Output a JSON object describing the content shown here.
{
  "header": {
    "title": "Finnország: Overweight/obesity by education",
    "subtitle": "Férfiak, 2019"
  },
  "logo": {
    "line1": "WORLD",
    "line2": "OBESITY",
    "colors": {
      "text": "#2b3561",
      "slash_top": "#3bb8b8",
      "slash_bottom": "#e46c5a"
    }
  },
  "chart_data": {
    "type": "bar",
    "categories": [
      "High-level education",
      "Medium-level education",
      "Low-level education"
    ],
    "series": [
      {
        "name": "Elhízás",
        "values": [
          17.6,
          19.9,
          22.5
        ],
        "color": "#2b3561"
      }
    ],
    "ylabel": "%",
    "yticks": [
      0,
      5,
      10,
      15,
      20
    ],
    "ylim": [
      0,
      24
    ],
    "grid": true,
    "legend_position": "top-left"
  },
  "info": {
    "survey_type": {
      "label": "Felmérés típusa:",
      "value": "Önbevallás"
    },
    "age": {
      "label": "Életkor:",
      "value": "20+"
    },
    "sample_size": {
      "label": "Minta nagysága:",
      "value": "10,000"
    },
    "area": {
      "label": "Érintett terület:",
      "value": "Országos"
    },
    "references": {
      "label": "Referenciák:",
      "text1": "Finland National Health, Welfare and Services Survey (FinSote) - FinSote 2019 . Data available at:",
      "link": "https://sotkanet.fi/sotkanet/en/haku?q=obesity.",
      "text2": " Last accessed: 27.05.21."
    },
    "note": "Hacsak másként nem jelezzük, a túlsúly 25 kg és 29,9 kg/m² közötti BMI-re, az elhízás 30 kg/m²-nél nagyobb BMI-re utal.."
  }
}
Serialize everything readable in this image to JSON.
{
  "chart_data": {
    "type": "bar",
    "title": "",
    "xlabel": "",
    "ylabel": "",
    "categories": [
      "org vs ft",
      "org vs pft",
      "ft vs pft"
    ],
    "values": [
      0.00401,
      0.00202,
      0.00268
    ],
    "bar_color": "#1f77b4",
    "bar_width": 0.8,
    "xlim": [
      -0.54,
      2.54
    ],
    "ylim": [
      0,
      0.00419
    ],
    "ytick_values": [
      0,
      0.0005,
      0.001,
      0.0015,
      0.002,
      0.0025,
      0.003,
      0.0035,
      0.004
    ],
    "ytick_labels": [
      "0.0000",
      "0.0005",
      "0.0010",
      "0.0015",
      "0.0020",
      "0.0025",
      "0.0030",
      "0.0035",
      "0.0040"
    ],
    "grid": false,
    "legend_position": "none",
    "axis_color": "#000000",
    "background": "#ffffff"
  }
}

________________

▶ Goal
Select all lines with the word "level" from the entries above.

▶ Exercise solution
      "High-level education",
      "Medium-level education",
      "Low-level education"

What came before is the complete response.